Read the entries below and pull out each line with the string "Jayakatwang".

════

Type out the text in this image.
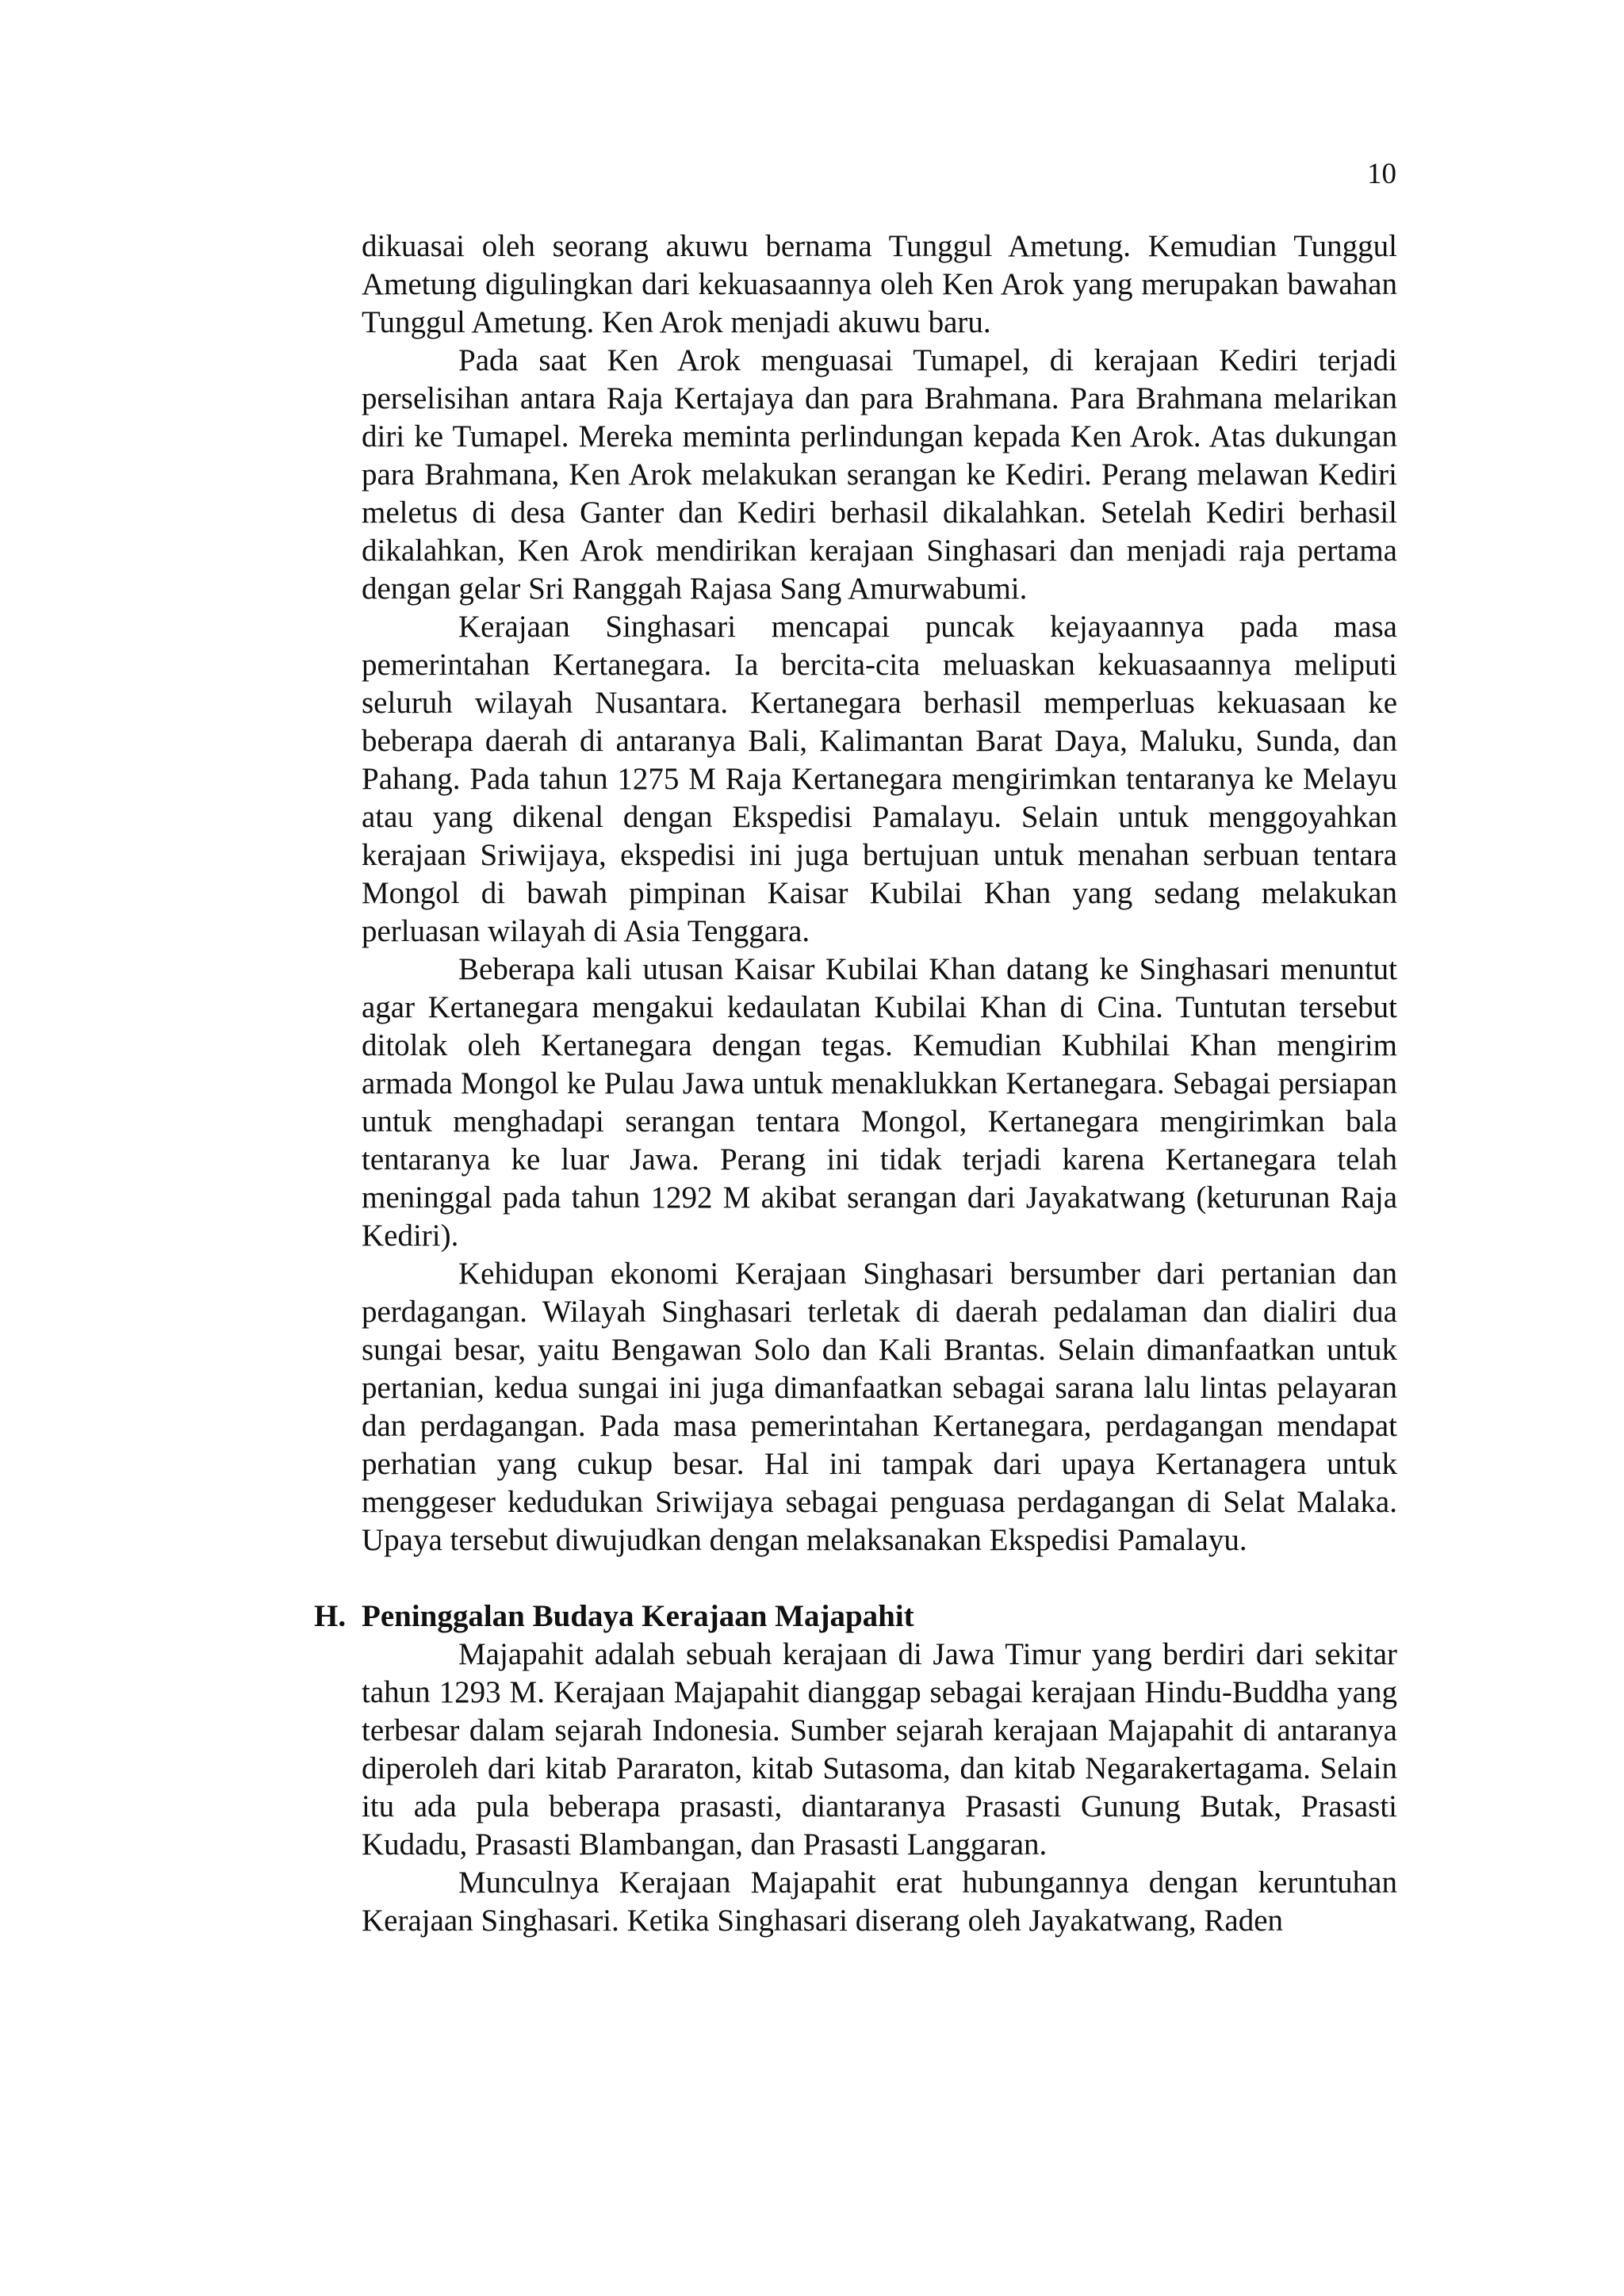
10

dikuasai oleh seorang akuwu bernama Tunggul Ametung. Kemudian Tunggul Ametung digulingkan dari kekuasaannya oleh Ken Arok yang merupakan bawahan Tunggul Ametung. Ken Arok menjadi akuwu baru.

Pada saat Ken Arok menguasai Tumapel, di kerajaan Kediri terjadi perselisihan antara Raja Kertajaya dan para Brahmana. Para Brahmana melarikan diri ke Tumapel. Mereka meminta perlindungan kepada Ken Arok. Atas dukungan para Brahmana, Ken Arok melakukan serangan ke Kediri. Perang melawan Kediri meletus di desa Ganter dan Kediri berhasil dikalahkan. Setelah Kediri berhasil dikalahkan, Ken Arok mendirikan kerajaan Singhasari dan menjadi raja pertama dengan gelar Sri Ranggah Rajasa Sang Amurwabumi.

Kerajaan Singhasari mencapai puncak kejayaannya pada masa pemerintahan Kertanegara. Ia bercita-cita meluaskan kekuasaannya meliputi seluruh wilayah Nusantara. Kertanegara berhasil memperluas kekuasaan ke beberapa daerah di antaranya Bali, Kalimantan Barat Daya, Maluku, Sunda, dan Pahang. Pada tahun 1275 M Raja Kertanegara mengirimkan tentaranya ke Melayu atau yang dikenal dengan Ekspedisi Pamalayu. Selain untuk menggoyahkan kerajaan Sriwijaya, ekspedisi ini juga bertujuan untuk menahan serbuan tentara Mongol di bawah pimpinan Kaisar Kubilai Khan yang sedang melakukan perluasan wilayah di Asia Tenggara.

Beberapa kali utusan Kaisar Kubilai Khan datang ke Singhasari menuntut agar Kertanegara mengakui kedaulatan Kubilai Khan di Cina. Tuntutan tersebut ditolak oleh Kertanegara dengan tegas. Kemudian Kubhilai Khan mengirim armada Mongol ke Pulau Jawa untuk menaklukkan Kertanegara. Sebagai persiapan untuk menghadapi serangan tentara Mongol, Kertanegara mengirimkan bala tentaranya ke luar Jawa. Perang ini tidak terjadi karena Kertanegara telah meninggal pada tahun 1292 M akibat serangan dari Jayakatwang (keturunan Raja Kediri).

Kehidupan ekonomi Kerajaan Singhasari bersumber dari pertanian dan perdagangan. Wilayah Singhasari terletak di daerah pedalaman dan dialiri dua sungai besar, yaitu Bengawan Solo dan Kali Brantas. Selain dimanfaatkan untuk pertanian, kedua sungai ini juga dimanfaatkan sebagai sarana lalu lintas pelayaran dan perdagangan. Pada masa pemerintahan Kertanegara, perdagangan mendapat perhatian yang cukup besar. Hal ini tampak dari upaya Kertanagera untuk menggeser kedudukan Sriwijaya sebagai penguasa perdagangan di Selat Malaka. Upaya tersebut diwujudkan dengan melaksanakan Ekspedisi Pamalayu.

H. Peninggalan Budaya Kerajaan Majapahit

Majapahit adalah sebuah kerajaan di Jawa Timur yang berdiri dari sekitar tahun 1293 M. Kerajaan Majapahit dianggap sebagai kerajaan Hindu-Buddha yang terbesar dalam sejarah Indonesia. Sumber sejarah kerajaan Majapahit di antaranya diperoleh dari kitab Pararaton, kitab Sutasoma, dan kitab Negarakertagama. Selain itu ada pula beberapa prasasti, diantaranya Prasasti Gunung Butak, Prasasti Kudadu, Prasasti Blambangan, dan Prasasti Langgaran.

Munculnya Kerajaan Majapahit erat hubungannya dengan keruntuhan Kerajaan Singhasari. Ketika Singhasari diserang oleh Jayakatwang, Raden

════

_TASK SOLUTION_
Beberapa kali utusan Kaisar Kubilai Khan datang ke Singhasari menuntut agar Kertanegara mengakui kedaulatan Kubilai Khan di Cina. Tuntutan tersebut ditolak oleh Kertanegara dengan tegas. Kemudian Kubhilai Khan mengirim armada Mongol ke Pulau Jawa untuk menaklukkan Kertanegara. Sebagai persiapan untuk menghadapi serangan tentara Mongol, Kertanegara mengirimkan bala tentaranya ke luar Jawa. Perang ini tidak terjadi karena Kertanegara telah meninggal pada tahun 1292 M akibat serangan dari Jayakatwang (keturunan Raja Kediri).
Munculnya Kerajaan Majapahit erat hubungannya dengan keruntuhan Kerajaan Singhasari. Ketika Singhasari diserang oleh Jayakatwang, Raden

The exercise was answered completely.